Dataset entries:
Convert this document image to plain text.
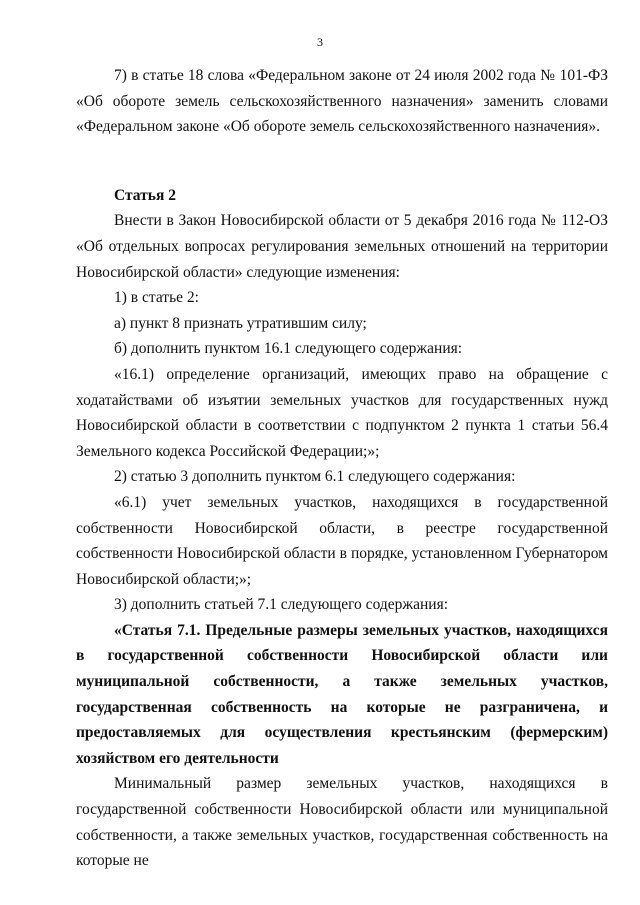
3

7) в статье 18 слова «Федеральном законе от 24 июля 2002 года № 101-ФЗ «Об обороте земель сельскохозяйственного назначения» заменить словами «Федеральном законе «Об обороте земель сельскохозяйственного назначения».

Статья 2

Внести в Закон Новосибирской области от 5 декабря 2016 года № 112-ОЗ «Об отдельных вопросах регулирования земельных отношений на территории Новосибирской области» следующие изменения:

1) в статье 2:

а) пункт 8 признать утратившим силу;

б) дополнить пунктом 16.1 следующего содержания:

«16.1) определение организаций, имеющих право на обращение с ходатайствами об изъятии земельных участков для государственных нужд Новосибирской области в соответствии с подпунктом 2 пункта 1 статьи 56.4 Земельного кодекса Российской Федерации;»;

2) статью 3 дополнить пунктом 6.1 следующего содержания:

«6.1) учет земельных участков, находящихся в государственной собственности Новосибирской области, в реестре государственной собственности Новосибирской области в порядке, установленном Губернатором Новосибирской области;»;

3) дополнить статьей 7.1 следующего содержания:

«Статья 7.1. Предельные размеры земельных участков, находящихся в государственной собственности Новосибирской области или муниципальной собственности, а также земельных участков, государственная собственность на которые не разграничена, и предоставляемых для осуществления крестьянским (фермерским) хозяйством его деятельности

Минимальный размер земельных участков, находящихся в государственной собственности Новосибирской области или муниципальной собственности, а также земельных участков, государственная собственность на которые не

--

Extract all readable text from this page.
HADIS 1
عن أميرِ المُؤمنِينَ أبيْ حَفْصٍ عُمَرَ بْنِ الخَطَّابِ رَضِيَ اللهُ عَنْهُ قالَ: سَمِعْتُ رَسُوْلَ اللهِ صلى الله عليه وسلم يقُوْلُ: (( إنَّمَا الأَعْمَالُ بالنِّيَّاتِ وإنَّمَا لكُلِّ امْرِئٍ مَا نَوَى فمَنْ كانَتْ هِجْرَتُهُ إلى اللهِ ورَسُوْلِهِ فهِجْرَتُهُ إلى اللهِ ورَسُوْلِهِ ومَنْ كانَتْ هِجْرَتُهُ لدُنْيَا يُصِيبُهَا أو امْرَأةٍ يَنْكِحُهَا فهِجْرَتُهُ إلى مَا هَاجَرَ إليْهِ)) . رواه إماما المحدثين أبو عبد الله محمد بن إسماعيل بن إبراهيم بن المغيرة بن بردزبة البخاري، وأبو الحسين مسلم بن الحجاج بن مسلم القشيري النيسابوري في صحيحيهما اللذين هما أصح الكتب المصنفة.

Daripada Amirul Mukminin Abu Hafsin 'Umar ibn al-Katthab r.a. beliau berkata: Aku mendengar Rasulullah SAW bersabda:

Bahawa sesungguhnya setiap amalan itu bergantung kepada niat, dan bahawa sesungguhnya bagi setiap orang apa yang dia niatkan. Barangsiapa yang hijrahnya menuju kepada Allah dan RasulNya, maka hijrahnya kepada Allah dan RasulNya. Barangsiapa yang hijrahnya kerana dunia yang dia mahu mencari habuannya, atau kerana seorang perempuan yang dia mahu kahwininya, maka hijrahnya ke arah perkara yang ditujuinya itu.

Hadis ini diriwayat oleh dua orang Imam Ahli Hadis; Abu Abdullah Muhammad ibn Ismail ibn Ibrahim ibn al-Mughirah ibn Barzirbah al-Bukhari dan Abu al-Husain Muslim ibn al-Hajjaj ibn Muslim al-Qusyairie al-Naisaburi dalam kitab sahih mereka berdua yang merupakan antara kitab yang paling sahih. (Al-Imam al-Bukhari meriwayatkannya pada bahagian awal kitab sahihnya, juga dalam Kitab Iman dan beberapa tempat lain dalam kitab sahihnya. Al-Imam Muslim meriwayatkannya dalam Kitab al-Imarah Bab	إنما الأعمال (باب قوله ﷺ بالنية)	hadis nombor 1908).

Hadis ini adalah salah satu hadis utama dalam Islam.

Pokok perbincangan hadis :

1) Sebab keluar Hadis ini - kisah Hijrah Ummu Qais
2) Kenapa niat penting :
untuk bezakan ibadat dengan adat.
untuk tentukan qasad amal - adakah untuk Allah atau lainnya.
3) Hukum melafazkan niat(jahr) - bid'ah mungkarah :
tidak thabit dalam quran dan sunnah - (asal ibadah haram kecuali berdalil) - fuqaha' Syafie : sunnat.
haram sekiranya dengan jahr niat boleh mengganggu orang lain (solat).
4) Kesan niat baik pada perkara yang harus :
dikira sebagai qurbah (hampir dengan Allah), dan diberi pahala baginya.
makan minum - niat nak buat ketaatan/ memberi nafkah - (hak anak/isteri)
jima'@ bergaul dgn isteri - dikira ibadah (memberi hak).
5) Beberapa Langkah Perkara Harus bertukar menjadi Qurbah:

* * *

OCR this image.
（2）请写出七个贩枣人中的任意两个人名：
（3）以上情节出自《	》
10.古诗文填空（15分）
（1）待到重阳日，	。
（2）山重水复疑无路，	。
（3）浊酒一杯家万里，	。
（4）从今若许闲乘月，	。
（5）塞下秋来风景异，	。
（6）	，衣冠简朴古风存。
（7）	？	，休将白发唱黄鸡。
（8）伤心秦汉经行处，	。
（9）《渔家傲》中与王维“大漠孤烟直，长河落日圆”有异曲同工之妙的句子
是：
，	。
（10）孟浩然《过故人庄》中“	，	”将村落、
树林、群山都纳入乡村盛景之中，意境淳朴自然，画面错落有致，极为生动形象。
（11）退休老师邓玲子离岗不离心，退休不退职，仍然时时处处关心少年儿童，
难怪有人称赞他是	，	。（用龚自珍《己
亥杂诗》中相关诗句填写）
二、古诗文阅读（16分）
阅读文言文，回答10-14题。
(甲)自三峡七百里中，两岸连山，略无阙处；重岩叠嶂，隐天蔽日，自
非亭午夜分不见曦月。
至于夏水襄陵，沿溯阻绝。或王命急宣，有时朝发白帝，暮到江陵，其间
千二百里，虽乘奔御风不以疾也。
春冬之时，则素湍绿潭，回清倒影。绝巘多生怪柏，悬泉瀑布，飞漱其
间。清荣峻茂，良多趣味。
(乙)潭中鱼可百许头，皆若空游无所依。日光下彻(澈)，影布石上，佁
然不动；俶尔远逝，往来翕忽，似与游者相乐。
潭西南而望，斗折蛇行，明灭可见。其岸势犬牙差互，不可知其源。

__Your instructions__
Out of the records, collect only those lines that contain the string "dikira".

__The completed task__
dikira sebagai qurbah (hampir dengan Allah), dan diberi pahala baginya.
jima'@ bergaul dgn isteri - dikira ibadah (memberi hak).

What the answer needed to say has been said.